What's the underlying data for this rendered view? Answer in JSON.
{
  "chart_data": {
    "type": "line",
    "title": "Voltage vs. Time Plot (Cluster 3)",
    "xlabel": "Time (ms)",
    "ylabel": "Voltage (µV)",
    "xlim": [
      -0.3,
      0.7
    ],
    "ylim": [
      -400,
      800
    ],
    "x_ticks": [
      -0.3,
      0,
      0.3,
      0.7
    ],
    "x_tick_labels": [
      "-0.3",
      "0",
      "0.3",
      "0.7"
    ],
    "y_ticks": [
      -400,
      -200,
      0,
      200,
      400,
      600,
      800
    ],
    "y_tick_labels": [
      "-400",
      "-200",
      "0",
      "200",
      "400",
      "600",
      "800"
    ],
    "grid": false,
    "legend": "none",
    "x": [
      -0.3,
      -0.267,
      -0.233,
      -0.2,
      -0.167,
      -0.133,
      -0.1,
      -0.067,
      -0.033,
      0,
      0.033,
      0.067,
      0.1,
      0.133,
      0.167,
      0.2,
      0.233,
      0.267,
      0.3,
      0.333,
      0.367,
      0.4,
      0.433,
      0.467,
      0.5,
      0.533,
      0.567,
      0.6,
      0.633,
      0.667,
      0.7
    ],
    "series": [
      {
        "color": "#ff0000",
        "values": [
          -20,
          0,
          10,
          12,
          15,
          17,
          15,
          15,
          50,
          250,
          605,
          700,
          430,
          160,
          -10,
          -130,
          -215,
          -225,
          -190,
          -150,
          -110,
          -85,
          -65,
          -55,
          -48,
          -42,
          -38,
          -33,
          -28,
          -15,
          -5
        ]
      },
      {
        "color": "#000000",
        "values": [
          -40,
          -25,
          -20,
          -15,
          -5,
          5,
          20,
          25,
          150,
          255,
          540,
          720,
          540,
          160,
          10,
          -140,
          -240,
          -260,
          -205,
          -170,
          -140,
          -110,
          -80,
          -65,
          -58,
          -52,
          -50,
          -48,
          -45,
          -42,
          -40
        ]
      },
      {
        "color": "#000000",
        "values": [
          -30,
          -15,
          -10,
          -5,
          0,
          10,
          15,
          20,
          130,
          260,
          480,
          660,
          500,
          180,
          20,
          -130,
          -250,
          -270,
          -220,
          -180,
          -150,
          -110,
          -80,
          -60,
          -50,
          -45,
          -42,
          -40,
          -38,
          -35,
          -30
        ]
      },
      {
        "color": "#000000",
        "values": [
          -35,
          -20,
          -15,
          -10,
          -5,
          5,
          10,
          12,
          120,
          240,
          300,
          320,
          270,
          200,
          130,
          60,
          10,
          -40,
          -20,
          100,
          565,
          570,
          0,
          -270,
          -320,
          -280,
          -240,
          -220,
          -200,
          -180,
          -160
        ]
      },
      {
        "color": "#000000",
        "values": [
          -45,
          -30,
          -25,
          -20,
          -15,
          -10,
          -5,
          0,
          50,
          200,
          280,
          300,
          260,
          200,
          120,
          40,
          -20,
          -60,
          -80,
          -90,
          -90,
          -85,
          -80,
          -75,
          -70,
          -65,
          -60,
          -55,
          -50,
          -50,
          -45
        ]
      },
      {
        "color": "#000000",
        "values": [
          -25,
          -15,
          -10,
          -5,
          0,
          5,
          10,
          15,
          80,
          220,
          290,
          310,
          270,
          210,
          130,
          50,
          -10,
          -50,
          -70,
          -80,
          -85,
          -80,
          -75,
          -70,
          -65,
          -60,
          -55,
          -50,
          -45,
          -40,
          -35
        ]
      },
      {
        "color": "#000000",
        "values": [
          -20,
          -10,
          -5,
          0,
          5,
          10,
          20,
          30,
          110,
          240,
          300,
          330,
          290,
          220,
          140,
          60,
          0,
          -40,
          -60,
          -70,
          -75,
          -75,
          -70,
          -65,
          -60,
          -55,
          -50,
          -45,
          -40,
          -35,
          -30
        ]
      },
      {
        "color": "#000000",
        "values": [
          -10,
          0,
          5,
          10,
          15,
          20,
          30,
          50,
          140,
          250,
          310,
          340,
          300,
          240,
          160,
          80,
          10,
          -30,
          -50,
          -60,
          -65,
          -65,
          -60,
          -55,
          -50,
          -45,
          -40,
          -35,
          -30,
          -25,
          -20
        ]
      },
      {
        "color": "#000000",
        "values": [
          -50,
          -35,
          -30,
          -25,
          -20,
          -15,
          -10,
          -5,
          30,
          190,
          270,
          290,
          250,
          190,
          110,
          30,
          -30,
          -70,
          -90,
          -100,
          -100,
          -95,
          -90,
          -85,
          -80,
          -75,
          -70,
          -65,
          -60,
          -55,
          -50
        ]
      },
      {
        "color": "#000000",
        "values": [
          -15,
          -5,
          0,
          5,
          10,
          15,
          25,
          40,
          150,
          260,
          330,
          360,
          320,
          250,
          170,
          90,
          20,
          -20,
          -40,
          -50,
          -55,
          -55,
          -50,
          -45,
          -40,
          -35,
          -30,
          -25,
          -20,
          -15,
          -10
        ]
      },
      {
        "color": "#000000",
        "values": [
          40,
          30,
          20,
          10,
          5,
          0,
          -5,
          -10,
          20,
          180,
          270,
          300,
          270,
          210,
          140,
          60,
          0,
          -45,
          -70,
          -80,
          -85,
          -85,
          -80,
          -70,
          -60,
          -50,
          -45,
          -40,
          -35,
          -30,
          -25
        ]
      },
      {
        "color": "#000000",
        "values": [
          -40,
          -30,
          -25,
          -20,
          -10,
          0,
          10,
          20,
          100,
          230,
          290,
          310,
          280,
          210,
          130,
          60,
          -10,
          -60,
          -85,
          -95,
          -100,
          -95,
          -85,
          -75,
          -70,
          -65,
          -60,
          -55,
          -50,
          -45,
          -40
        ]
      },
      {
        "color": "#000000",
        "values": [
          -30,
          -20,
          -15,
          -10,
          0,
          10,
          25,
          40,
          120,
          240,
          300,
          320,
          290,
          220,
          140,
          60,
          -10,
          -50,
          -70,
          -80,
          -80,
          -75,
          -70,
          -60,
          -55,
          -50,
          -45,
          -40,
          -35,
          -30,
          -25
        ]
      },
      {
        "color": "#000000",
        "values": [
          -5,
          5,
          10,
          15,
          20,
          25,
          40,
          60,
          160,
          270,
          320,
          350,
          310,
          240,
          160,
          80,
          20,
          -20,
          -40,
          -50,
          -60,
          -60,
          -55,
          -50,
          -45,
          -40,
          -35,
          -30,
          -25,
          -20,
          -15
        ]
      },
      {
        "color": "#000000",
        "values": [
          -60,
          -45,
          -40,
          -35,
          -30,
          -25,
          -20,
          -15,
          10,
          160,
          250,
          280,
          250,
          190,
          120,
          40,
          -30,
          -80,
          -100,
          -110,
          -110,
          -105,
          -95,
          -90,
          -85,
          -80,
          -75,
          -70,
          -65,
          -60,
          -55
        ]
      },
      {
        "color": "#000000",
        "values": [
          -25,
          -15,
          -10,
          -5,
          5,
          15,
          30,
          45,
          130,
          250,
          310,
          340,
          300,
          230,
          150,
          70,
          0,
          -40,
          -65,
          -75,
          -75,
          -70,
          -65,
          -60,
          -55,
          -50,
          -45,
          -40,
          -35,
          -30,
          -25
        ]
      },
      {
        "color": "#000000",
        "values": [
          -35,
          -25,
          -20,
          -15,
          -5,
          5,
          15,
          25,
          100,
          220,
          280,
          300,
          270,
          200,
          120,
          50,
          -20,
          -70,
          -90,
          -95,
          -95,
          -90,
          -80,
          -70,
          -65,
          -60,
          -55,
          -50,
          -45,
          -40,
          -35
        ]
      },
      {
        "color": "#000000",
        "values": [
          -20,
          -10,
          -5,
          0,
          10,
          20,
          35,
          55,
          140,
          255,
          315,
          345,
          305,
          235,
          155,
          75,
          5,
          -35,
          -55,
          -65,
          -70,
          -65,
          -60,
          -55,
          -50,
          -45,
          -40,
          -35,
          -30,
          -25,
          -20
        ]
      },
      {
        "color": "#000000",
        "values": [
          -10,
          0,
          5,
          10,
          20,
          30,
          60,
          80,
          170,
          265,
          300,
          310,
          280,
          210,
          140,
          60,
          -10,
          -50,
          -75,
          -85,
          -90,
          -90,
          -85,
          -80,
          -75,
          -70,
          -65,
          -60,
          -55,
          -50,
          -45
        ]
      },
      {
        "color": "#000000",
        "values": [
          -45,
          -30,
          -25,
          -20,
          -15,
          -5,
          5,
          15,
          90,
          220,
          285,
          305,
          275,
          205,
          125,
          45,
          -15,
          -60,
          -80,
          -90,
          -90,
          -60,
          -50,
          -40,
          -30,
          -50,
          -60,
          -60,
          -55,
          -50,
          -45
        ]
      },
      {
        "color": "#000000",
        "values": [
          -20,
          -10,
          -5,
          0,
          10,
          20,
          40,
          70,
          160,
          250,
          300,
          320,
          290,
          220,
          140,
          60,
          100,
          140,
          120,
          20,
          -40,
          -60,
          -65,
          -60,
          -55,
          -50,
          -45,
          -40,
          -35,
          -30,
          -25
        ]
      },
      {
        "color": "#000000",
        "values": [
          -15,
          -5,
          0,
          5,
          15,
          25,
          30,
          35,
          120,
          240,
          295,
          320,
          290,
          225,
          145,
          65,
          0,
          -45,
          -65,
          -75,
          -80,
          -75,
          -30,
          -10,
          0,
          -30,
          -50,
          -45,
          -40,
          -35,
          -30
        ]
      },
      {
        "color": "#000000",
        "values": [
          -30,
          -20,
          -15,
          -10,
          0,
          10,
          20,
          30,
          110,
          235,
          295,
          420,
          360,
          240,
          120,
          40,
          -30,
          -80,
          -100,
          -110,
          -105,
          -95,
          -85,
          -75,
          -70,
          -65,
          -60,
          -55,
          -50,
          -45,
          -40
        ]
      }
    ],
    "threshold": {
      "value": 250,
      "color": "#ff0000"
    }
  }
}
************
- _WHAT IS REQUIRED_
From the listing above, collect every line that mentions the word "Time".

- _RESPONSE TO THIS EXERCISE_
    "title": "Voltage vs. Time Plot (Cluster 3)",
    "xlabel": "Time (ms)",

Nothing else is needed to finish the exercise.